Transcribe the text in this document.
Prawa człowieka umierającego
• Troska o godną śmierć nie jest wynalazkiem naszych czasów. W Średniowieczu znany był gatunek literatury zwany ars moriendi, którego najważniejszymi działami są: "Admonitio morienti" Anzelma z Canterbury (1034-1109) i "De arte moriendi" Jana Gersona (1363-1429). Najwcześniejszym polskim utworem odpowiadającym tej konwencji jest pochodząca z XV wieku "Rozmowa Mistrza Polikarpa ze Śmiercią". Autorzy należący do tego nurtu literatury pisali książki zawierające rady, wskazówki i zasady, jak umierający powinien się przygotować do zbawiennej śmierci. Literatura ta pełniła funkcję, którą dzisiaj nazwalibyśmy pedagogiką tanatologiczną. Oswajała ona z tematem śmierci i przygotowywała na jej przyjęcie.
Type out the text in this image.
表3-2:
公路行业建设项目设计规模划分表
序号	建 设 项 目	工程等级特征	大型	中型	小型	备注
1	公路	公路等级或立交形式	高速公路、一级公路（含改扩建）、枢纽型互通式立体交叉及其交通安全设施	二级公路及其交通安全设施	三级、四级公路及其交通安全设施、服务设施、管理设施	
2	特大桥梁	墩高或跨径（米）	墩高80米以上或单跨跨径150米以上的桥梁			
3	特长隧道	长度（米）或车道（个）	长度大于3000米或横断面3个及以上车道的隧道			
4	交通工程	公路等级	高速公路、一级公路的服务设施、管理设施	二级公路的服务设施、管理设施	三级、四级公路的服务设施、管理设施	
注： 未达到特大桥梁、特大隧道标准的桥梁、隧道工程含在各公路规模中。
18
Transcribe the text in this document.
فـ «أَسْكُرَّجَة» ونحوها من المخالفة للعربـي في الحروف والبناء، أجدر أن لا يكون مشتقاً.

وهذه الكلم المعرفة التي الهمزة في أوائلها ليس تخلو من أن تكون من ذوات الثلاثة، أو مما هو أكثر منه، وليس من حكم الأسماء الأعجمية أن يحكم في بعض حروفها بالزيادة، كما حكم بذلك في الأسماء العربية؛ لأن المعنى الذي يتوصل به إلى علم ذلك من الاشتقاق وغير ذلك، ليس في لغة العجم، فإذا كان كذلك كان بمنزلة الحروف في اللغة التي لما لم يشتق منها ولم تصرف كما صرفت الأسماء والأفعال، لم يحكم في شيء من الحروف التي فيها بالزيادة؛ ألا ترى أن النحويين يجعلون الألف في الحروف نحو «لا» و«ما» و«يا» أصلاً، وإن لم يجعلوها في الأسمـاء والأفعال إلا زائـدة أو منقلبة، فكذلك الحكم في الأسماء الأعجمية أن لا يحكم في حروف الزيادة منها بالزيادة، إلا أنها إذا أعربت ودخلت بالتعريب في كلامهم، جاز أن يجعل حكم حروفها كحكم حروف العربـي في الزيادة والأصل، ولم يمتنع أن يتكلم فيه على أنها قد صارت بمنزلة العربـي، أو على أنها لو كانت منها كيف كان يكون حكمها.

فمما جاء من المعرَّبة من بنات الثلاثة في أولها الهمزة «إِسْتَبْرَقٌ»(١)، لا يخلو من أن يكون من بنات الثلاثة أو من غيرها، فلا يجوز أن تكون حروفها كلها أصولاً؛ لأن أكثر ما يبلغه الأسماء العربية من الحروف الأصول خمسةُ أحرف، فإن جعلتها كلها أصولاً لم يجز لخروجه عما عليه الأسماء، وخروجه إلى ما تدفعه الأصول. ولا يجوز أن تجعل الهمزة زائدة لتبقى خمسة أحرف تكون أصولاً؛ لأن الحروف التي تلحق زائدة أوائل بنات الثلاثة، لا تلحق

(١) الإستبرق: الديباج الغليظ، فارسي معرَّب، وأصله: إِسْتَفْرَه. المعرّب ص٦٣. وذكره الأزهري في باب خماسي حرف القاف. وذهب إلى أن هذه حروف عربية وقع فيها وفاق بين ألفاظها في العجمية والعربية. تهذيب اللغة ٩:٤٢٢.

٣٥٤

-.-.-

Read the data above and pull out each line that holds the string "حروفها".

وهذه الكلم المعرفة التي الهمزة في أوائلها ليس تخلو من أن تكون من ذوات الثلاثة، أو مما هو أكثر منه، وليس من حكم الأسماء الأعجمية أن يحكم في بعض حروفها بالزيادة، كما حكم بذلك في الأسماء العربية؛ لأن المعنى الذي يتوصل به إلى علم ذلك من الاشتقاق وغير ذلك، ليس في لغة العجم، فإذا كان كذلك كان بمنزلة الحروف في اللغة التي لما لم يشتق منها ولم تصرف كما صرفت الأسماء والأفعال، لم يحكم في شيء من الحروف التي فيها بالزيادة؛ ألا ترى أن النحويين يجعلون الألف في الحروف نحو «لا» و«ما» و«يا» أصلاً، وإن لم يجعلوها في الأسمـاء والأفعال إلا زائـدة أو منقلبة، فكذلك الحكم في الأسماء الأعجمية أن لا يحكم في حروف الزيادة منها بالزيادة، إلا أنها إذا أعربت ودخلت بالتعريب في كلامهم، جاز أن يجعل حكم حروفها كحكم حروف العربـي في الزيادة والأصل، ولم يمتنع أن يتكلم فيه على أنها قد صارت بمنزلة العربـي، أو على أنها لو كانت منها كيف كان يكون حكمها.
فمما جاء من المعرَّبة من بنات الثلاثة في أولها الهمزة «إِسْتَبْرَقٌ»(١)، لا يخلو من أن يكون من بنات الثلاثة أو من غيرها، فلا يجوز أن تكون حروفها كلها أصولاً؛ لأن أكثر ما يبلغه الأسماء العربية من الحروف الأصول خمسةُ أحرف، فإن جعلتها كلها أصولاً لم يجز لخروجه عما عليه الأسماء، وخروجه إلى ما تدفعه الأصول. ولا يجوز أن تجعل الهمزة زائدة لتبقى خمسة أحرف تكون أصولاً؛ لأن الحروف التي تلحق زائدة أوائل بنات الثلاثة، لا تلحق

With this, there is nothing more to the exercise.